Write out the records beneath this line exactly as they appear, minus any images.

━━━━━━━━━━━━━━━━━━━━━━━━━━━━━━

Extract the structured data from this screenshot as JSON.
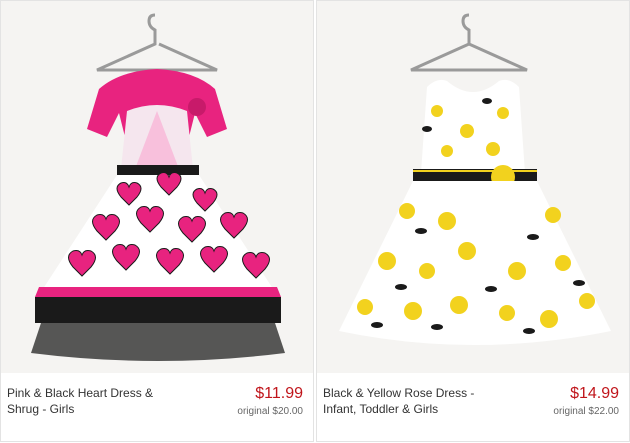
{
  "products": [
    {
      "title": "Pink & Black Heart Dress & Shrug - Girls",
      "price": "$11.99",
      "original_price": "original $20.00",
      "colors": {
        "primary": "#e8237f",
        "secondary": "#1a1a1a",
        "background": "#f5f4f2"
      }
    },
    {
      "title": "Black & Yellow Rose Dress - Infant, Toddler & Girls",
      "price": "$14.99",
      "original_price": "original $22.00",
      "colors": {
        "primary": "#f2d21e",
        "secondary": "#1a1a1a",
        "background": "#f5f4f2"
      }
    }
  ]
}
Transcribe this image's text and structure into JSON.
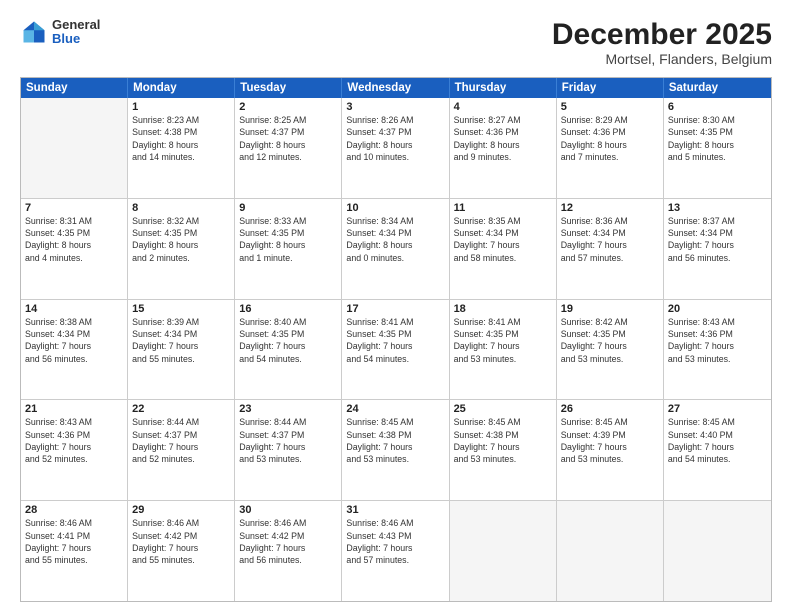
{
  "header": {
    "logo": {
      "general": "General",
      "blue": "Blue"
    },
    "title": "December 2025",
    "subtitle": "Mortsel, Flanders, Belgium"
  },
  "days": [
    "Sunday",
    "Monday",
    "Tuesday",
    "Wednesday",
    "Thursday",
    "Friday",
    "Saturday"
  ],
  "weeks": [
    [
      {
        "day": "",
        "empty": true,
        "lines": []
      },
      {
        "day": "1",
        "lines": [
          "Sunrise: 8:23 AM",
          "Sunset: 4:38 PM",
          "Daylight: 8 hours",
          "and 14 minutes."
        ]
      },
      {
        "day": "2",
        "lines": [
          "Sunrise: 8:25 AM",
          "Sunset: 4:37 PM",
          "Daylight: 8 hours",
          "and 12 minutes."
        ]
      },
      {
        "day": "3",
        "lines": [
          "Sunrise: 8:26 AM",
          "Sunset: 4:37 PM",
          "Daylight: 8 hours",
          "and 10 minutes."
        ]
      },
      {
        "day": "4",
        "lines": [
          "Sunrise: 8:27 AM",
          "Sunset: 4:36 PM",
          "Daylight: 8 hours",
          "and 9 minutes."
        ]
      },
      {
        "day": "5",
        "lines": [
          "Sunrise: 8:29 AM",
          "Sunset: 4:36 PM",
          "Daylight: 8 hours",
          "and 7 minutes."
        ]
      },
      {
        "day": "6",
        "lines": [
          "Sunrise: 8:30 AM",
          "Sunset: 4:35 PM",
          "Daylight: 8 hours",
          "and 5 minutes."
        ]
      }
    ],
    [
      {
        "day": "7",
        "lines": [
          "Sunrise: 8:31 AM",
          "Sunset: 4:35 PM",
          "Daylight: 8 hours",
          "and 4 minutes."
        ]
      },
      {
        "day": "8",
        "lines": [
          "Sunrise: 8:32 AM",
          "Sunset: 4:35 PM",
          "Daylight: 8 hours",
          "and 2 minutes."
        ]
      },
      {
        "day": "9",
        "lines": [
          "Sunrise: 8:33 AM",
          "Sunset: 4:35 PM",
          "Daylight: 8 hours",
          "and 1 minute."
        ]
      },
      {
        "day": "10",
        "lines": [
          "Sunrise: 8:34 AM",
          "Sunset: 4:34 PM",
          "Daylight: 8 hours",
          "and 0 minutes."
        ]
      },
      {
        "day": "11",
        "lines": [
          "Sunrise: 8:35 AM",
          "Sunset: 4:34 PM",
          "Daylight: 7 hours",
          "and 58 minutes."
        ]
      },
      {
        "day": "12",
        "lines": [
          "Sunrise: 8:36 AM",
          "Sunset: 4:34 PM",
          "Daylight: 7 hours",
          "and 57 minutes."
        ]
      },
      {
        "day": "13",
        "lines": [
          "Sunrise: 8:37 AM",
          "Sunset: 4:34 PM",
          "Daylight: 7 hours",
          "and 56 minutes."
        ]
      }
    ],
    [
      {
        "day": "14",
        "lines": [
          "Sunrise: 8:38 AM",
          "Sunset: 4:34 PM",
          "Daylight: 7 hours",
          "and 56 minutes."
        ]
      },
      {
        "day": "15",
        "lines": [
          "Sunrise: 8:39 AM",
          "Sunset: 4:34 PM",
          "Daylight: 7 hours",
          "and 55 minutes."
        ]
      },
      {
        "day": "16",
        "lines": [
          "Sunrise: 8:40 AM",
          "Sunset: 4:35 PM",
          "Daylight: 7 hours",
          "and 54 minutes."
        ]
      },
      {
        "day": "17",
        "lines": [
          "Sunrise: 8:41 AM",
          "Sunset: 4:35 PM",
          "Daylight: 7 hours",
          "and 54 minutes."
        ]
      },
      {
        "day": "18",
        "lines": [
          "Sunrise: 8:41 AM",
          "Sunset: 4:35 PM",
          "Daylight: 7 hours",
          "and 53 minutes."
        ]
      },
      {
        "day": "19",
        "lines": [
          "Sunrise: 8:42 AM",
          "Sunset: 4:35 PM",
          "Daylight: 7 hours",
          "and 53 minutes."
        ]
      },
      {
        "day": "20",
        "lines": [
          "Sunrise: 8:43 AM",
          "Sunset: 4:36 PM",
          "Daylight: 7 hours",
          "and 53 minutes."
        ]
      }
    ],
    [
      {
        "day": "21",
        "lines": [
          "Sunrise: 8:43 AM",
          "Sunset: 4:36 PM",
          "Daylight: 7 hours",
          "and 52 minutes."
        ]
      },
      {
        "day": "22",
        "lines": [
          "Sunrise: 8:44 AM",
          "Sunset: 4:37 PM",
          "Daylight: 7 hours",
          "and 52 minutes."
        ]
      },
      {
        "day": "23",
        "lines": [
          "Sunrise: 8:44 AM",
          "Sunset: 4:37 PM",
          "Daylight: 7 hours",
          "and 53 minutes."
        ]
      },
      {
        "day": "24",
        "lines": [
          "Sunrise: 8:45 AM",
          "Sunset: 4:38 PM",
          "Daylight: 7 hours",
          "and 53 minutes."
        ]
      },
      {
        "day": "25",
        "lines": [
          "Sunrise: 8:45 AM",
          "Sunset: 4:38 PM",
          "Daylight: 7 hours",
          "and 53 minutes."
        ]
      },
      {
        "day": "26",
        "lines": [
          "Sunrise: 8:45 AM",
          "Sunset: 4:39 PM",
          "Daylight: 7 hours",
          "and 53 minutes."
        ]
      },
      {
        "day": "27",
        "lines": [
          "Sunrise: 8:45 AM",
          "Sunset: 4:40 PM",
          "Daylight: 7 hours",
          "and 54 minutes."
        ]
      }
    ],
    [
      {
        "day": "28",
        "lines": [
          "Sunrise: 8:46 AM",
          "Sunset: 4:41 PM",
          "Daylight: 7 hours",
          "and 55 minutes."
        ]
      },
      {
        "day": "29",
        "lines": [
          "Sunrise: 8:46 AM",
          "Sunset: 4:42 PM",
          "Daylight: 7 hours",
          "and 55 minutes."
        ]
      },
      {
        "day": "30",
        "lines": [
          "Sunrise: 8:46 AM",
          "Sunset: 4:42 PM",
          "Daylight: 7 hours",
          "and 56 minutes."
        ]
      },
      {
        "day": "31",
        "lines": [
          "Sunrise: 8:46 AM",
          "Sunset: 4:43 PM",
          "Daylight: 7 hours",
          "and 57 minutes."
        ]
      },
      {
        "day": "",
        "empty": true,
        "lines": []
      },
      {
        "day": "",
        "empty": true,
        "lines": []
      },
      {
        "day": "",
        "empty": true,
        "lines": []
      }
    ]
  ]
}
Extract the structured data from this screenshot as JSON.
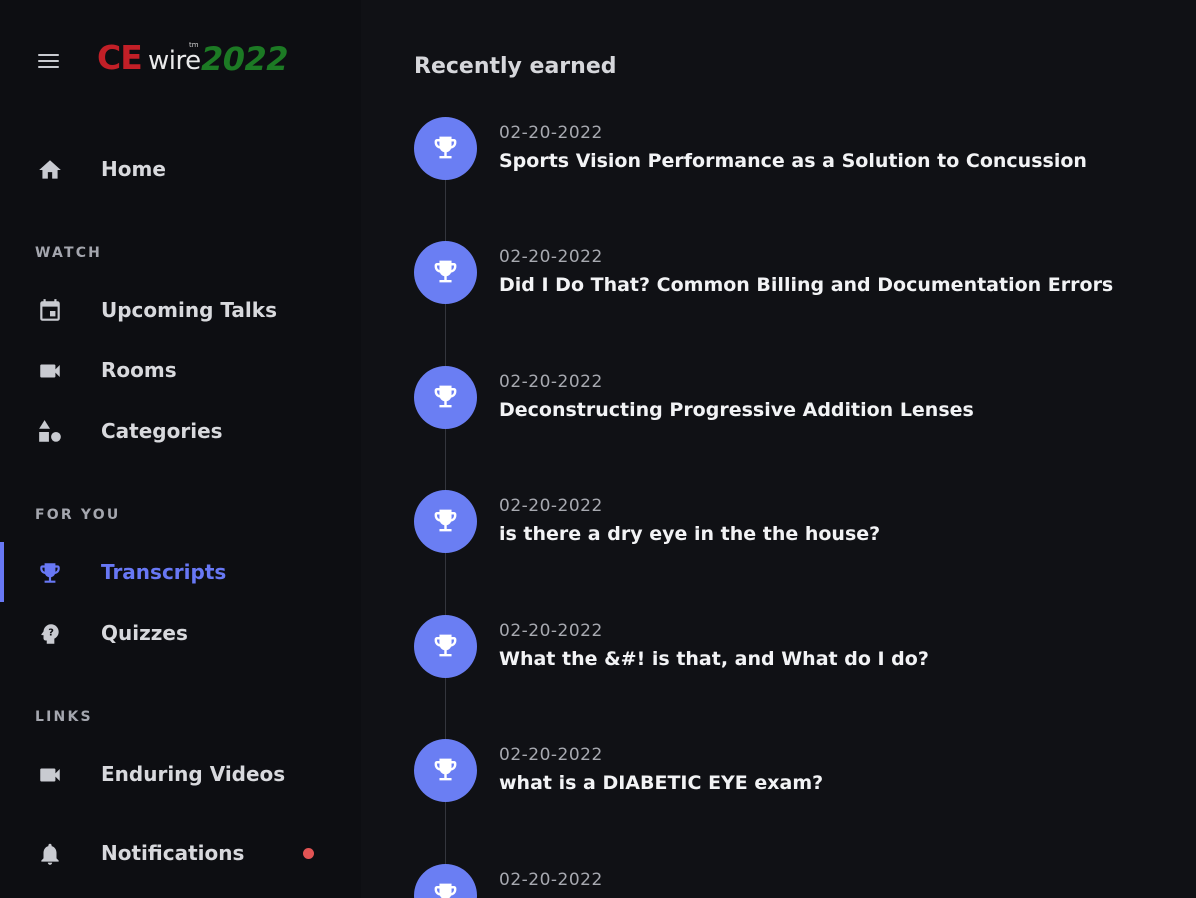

━━━━━━━━━━━━━━━━━━━━━━━━━━━━━━

## The reply
Extract the structured data from this screenshot as JSON.
{
  "products": [
    {
      "title": "Pink & Black Heart Dress & Shrug - Girls",
      "price": "$11.99",
      "original_price": "original $20.00",
      "colors": {
        "primary": "#e8237f",
        "secondary": "#1a1a1a",
        "background": "#f5f4f2"
      }
    },
    {
      "title": "Black & Yellow Rose Dress - Infant, Toddler & Girls",
      "price": "$14.99",
      "original_price": "original $22.00",
      "colors": {
        "primary": "#f2d21e",
        "secondary": "#1a1a1a",
        "background": "#f5f4f2"
      }
    }
  ]
}
Transcribe this image's text and structure into JSON.
{
  "header": {
    "logo": {
      "general": "General",
      "blue": "Blue"
    },
    "title": "December 2025",
    "subtitle": "Mortsel, Flanders, Belgium"
  },
  "days": [
    "Sunday",
    "Monday",
    "Tuesday",
    "Wednesday",
    "Thursday",
    "Friday",
    "Saturday"
  ],
  "weeks": [
    [
      {
        "day": "",
        "empty": true,
        "lines": []
      },
      {
        "day": "1",
        "lines": [
          "Sunrise: 8:23 AM",
          "Sunset: 4:38 PM",
          "Daylight: 8 hours",
          "and 14 minutes."
        ]
      },
      {
        "day": "2",
        "lines": [
          "Sunrise: 8:25 AM",
          "Sunset: 4:37 PM",
          "Daylight: 8 hours",
          "and 12 minutes."
        ]
      },
      {
        "day": "3",
        "lines": [
          "Sunrise: 8:26 AM",
          "Sunset: 4:37 PM",
          "Daylight: 8 hours",
          "and 10 minutes."
        ]
      },
      {
        "day": "4",
        "lines": [
          "Sunrise: 8:27 AM",
          "Sunset: 4:36 PM",
          "Daylight: 8 hours",
          "and 9 minutes."
        ]
      },
      {
        "day": "5",
        "lines": [
          "Sunrise: 8:29 AM",
          "Sunset: 4:36 PM",
          "Daylight: 8 hours",
          "and 7 minutes."
        ]
      },
      {
        "day": "6",
        "lines": [
          "Sunrise: 8:30 AM",
          "Sunset: 4:35 PM",
          "Daylight: 8 hours",
          "and 5 minutes."
        ]
      }
    ],
    [
      {
        "day": "7",
        "lines": [
          "Sunrise: 8:31 AM",
          "Sunset: 4:35 PM",
          "Daylight: 8 hours",
          "and 4 minutes."
        ]
      },
      {
        "day": "8",
        "lines": [
          "Sunrise: 8:32 AM",
          "Sunset: 4:35 PM",
          "Daylight: 8 hours",
          "and 2 minutes."
        ]
      },
      {
        "day": "9",
        "lines": [
          "Sunrise: 8:33 AM",
          "Sunset: 4:35 PM",
          "Daylight: 8 hours",
          "and 1 minute."
        ]
      },
      {
        "day": "10",
        "lines": [
          "Sunrise: 8:34 AM",
          "Sunset: 4:34 PM",
          "Daylight: 8 hours",
          "and 0 minutes."
        ]
      },
      {
        "day": "11",
        "lines": [
          "Sunrise: 8:35 AM",
          "Sunset: 4:34 PM",
          "Daylight: 7 hours",
          "and 58 minutes."
        ]
      },
      {
        "day": "12",
        "lines": [
          "Sunrise: 8:36 AM",
          "Sunset: 4:34 PM",
          "Daylight: 7 hours",
          "and 57 minutes."
        ]
      },
      {
        "day": "13",
        "lines": [
          "Sunrise: 8:37 AM",
          "Sunset: 4:34 PM",
          "Daylight: 7 hours",
          "and 56 minutes."
        ]
      }
    ],
    [
      {
        "day": "14",
        "lines": [
          "Sunrise: 8:38 AM",
          "Sunset: 4:34 PM",
          "Daylight: 7 hours",
          "and 56 minutes."
        ]
      },
      {
        "day": "15",
        "lines": [
          "Sunrise: 8:39 AM",
          "Sunset: 4:34 PM",
          "Daylight: 7 hours",
          "and 55 minutes."
        ]
      },
      {
        "day": "16",
        "lines": [
          "Sunrise: 8:40 AM",
          "Sunset: 4:35 PM",
          "Daylight: 7 hours",
          "and 54 minutes."
        ]
      },
      {
        "day": "17",
        "lines": [
          "Sunrise: 8:41 AM",
          "Sunset: 4:35 PM",
          "Daylight: 7 hours",
          "and 54 minutes."
        ]
      },
      {
        "day": "18",
        "lines": [
          "Sunrise: 8:41 AM",
          "Sunset: 4:35 PM",
          "Daylight: 7 hours",
          "and 53 minutes."
        ]
      },
      {
        "day": "19",
        "lines": [
          "Sunrise: 8:42 AM",
          "Sunset: 4:35 PM",
          "Daylight: 7 hours",
          "and 53 minutes."
        ]
      },
      {
        "day": "20",
        "lines": [
          "Sunrise: 8:43 AM",
          "Sunset: 4:36 PM",
          "Daylight: 7 hours",
          "and 53 minutes."
        ]
      }
    ],
    [
      {
        "day": "21",
        "lines": [
          "Sunrise: 8:43 AM",
          "Sunset: 4:36 PM",
          "Daylight: 7 hours",
          "and 52 minutes."
        ]
      },
      {
        "day": "22",
        "lines": [
          "Sunrise: 8:44 AM",
          "Sunset: 4:37 PM",
          "Daylight: 7 hours",
          "and 52 minutes."
        ]
      },
      {
        "day": "23",
        "lines": [
          "Sunrise: 8:44 AM",
          "Sunset: 4:37 PM",
          "Daylight: 7 hours",
          "and 53 minutes."
        ]
      },
      {
        "day": "24",
        "lines": [
          "Sunrise: 8:45 AM",
          "Sunset: 4:38 PM",
          "Daylight: 7 hours",
          "and 53 minutes."
        ]
      },
      {
        "day": "25",
        "lines": [
          "Sunrise: 8:45 AM",
          "Sunset: 4:38 PM",
          "Daylight: 7 hours",
          "and 53 minutes."
        ]
      },
      {
        "day": "26",
        "lines": [
          "Sunrise: 8:45 AM",
          "Sunset: 4:39 PM",
          "Daylight: 7 hours",
          "and 53 minutes."
        ]
      },
      {
        "day": "27",
        "lines": [
          "Sunrise: 8:45 AM",
          "Sunset: 4:40 PM",
          "Daylight: 7 hours",
          "and 54 minutes."
        ]
      }
    ],
    [
      {
        "day": "28",
        "lines": [
          "Sunrise: 8:46 AM",
          "Sunset: 4:41 PM",
          "Daylight: 7 hours",
          "and 55 minutes."
        ]
      },
      {
        "day": "29",
        "lines": [
          "Sunrise: 8:46 AM",
          "Sunset: 4:42 PM",
          "Daylight: 7 hours",
          "and 55 minutes."
        ]
      },
      {
        "day": "30",
        "lines": [
          "Sunrise: 8:46 AM",
          "Sunset: 4:42 PM",
          "Daylight: 7 hours",
          "and 56 minutes."
        ]
      },
      {
        "day": "31",
        "lines": [
          "Sunrise: 8:46 AM",
          "Sunset: 4:43 PM",
          "Daylight: 7 hours",
          "and 57 minutes."
        ]
      },
      {
        "day": "",
        "empty": true,
        "lines": []
      },
      {
        "day": "",
        "empty": true,
        "lines": []
      },
      {
        "day": "",
        "empty": true,
        "lines": []
      }
    ]
  ]
}
Extract the structured data from this screenshot as JSON.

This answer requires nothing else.